__REQUIRED WORK__: Scan the data below and report how many lines include the word "Daucus". Nothing else is wanted.

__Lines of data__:
§ §
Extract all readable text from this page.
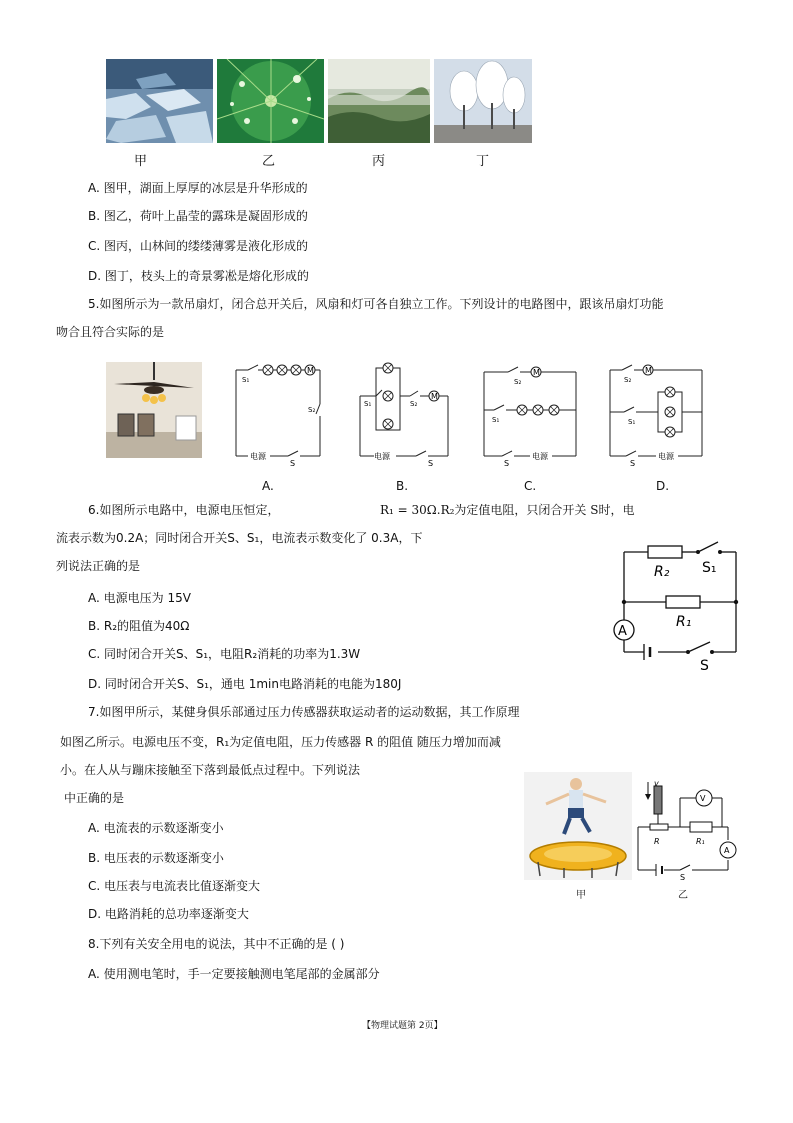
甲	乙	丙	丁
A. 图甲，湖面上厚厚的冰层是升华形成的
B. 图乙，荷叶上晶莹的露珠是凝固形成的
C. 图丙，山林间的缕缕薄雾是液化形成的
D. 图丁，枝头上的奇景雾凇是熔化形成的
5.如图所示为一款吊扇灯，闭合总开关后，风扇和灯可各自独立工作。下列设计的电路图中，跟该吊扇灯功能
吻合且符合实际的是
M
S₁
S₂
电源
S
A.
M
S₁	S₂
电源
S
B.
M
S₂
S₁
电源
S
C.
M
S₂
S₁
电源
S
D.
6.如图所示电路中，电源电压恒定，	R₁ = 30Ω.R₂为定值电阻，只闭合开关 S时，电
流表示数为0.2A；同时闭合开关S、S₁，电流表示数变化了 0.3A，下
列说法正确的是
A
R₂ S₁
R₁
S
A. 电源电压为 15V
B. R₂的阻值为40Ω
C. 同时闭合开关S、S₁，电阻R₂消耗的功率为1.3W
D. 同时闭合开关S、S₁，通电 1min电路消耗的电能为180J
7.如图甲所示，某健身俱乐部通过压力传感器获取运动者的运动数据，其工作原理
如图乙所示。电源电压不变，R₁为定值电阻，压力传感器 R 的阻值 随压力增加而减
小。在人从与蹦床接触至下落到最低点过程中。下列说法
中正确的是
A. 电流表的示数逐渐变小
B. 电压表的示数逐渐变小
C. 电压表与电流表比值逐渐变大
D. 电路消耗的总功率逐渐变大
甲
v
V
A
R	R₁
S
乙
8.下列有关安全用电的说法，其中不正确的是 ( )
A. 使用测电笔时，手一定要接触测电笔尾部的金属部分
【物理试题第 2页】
§ §
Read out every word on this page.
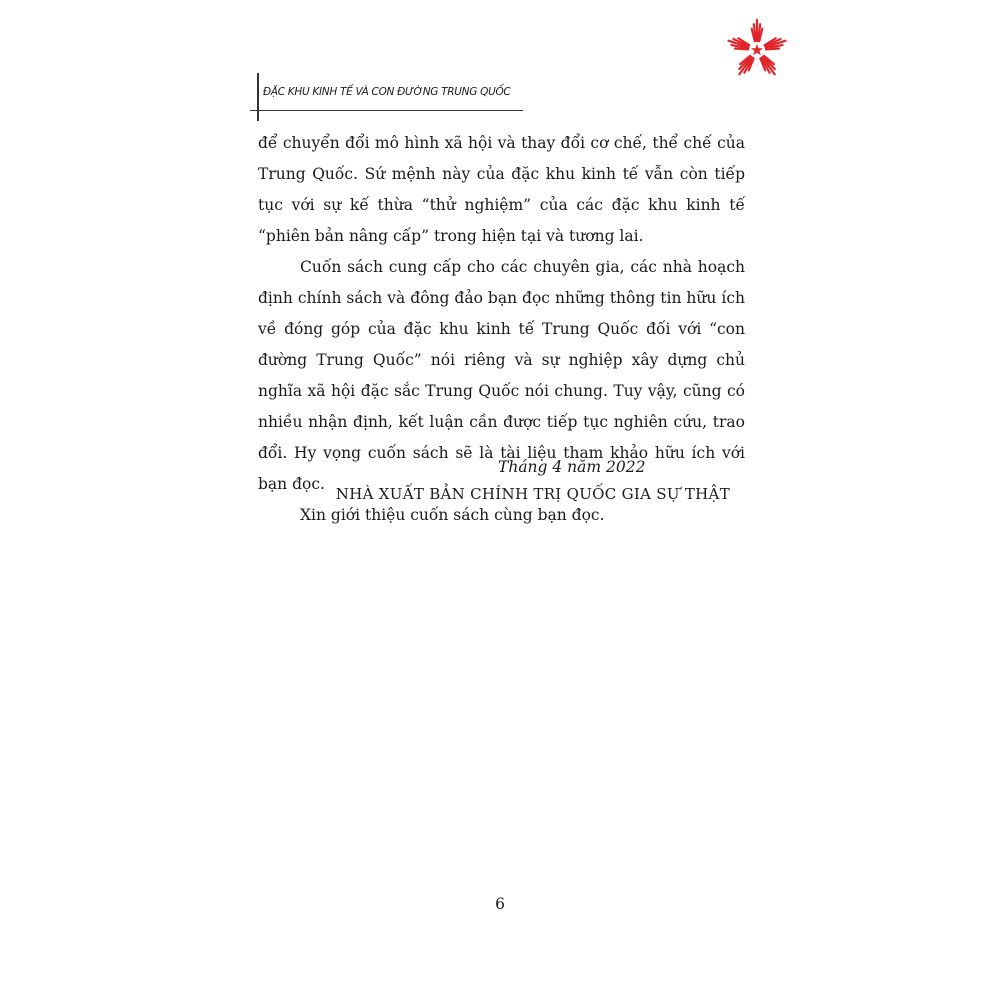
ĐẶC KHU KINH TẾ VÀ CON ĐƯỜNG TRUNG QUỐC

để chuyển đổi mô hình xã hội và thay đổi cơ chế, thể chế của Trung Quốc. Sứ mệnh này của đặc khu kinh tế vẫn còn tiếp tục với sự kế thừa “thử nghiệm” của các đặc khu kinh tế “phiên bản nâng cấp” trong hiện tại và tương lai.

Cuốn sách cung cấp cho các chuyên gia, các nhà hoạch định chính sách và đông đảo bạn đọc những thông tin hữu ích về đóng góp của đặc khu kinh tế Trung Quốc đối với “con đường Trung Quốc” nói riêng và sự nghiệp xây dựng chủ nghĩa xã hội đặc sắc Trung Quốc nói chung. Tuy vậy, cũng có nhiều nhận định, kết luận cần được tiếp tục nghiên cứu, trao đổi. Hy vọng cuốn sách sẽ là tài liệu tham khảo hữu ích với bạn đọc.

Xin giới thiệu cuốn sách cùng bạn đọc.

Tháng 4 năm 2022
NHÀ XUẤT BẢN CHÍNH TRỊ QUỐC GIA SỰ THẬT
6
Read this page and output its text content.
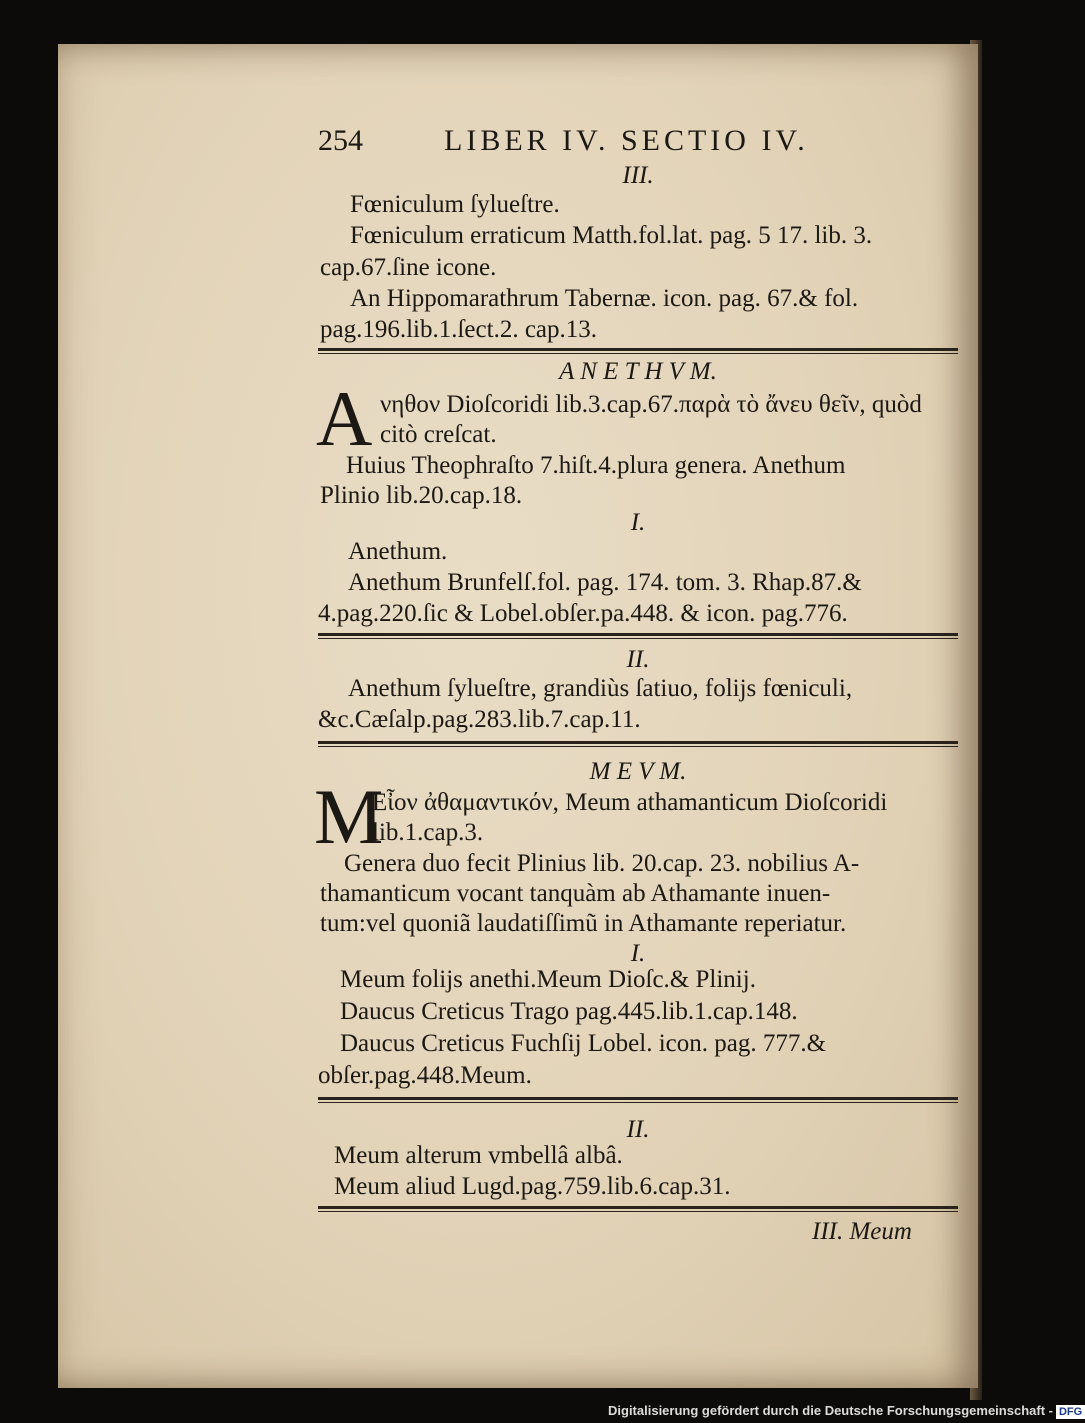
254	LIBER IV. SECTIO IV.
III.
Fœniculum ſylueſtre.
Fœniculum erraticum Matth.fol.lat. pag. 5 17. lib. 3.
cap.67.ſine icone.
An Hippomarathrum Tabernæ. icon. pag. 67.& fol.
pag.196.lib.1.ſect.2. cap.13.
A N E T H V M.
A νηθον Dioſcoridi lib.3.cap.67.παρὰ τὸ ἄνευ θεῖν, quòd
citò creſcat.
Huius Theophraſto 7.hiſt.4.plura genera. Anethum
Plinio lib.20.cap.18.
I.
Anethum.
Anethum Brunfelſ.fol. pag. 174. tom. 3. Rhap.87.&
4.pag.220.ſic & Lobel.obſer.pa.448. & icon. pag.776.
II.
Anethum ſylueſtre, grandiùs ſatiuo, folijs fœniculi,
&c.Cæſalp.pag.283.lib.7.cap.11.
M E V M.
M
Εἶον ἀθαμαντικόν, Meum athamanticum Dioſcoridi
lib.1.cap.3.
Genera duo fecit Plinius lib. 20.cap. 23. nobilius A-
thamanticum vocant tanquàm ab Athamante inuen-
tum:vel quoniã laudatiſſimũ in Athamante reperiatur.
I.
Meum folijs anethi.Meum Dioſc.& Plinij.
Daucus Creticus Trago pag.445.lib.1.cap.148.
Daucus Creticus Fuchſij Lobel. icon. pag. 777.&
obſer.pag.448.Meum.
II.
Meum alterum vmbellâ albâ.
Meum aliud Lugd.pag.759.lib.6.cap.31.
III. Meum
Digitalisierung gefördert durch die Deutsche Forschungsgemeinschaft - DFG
§ §
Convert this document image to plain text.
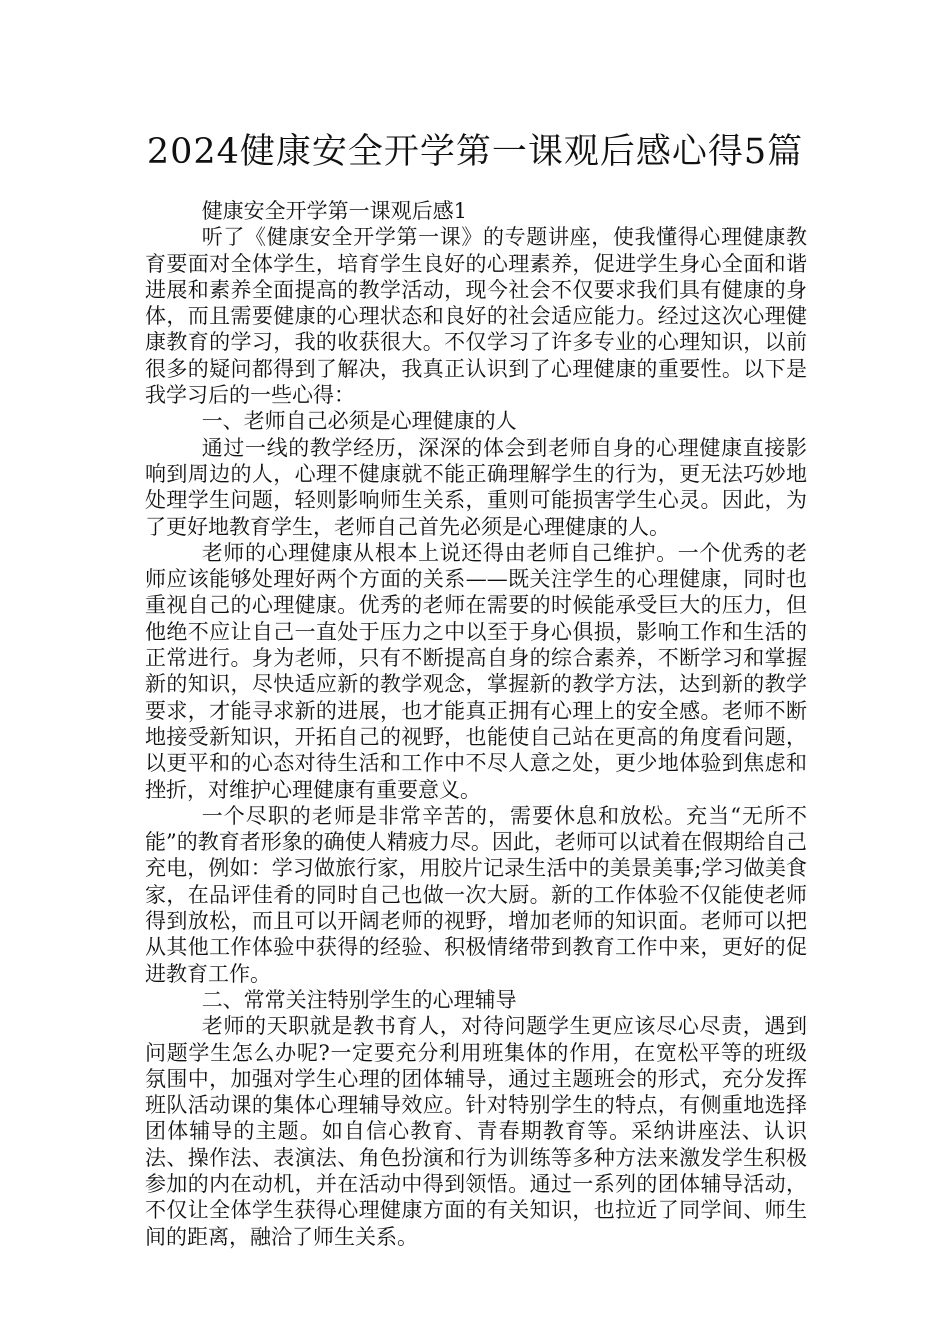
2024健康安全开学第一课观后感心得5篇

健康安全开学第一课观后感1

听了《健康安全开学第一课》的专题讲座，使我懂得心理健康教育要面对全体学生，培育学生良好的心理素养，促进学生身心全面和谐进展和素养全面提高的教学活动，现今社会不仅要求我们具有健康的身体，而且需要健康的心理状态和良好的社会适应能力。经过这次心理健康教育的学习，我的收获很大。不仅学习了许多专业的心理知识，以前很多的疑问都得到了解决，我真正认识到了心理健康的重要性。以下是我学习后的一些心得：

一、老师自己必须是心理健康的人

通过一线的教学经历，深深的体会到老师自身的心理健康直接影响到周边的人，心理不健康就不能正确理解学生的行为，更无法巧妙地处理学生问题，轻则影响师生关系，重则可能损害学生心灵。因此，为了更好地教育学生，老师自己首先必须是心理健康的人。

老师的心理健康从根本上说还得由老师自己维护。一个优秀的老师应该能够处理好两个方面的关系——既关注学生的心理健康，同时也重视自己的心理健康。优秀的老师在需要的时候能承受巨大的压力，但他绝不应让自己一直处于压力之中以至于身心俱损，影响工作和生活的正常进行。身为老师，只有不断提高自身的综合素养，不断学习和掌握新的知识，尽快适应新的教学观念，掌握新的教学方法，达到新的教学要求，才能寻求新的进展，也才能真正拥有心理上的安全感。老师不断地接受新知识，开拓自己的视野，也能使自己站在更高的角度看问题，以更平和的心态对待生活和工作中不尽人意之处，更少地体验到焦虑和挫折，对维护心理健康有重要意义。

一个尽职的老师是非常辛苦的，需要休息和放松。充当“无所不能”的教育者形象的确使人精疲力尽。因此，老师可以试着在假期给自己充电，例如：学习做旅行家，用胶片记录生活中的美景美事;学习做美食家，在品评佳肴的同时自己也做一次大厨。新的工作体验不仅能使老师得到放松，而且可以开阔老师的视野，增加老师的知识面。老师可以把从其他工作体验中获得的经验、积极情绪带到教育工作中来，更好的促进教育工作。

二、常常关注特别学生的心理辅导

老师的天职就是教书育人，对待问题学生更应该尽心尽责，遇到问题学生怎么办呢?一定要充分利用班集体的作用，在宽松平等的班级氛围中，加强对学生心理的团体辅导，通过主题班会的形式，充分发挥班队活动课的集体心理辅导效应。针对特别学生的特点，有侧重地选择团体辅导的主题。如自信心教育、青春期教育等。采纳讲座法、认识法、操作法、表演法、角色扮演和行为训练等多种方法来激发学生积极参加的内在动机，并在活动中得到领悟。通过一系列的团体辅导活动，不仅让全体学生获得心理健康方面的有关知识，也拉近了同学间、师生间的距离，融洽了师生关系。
§ §
__FINISHED ANSWER__: 2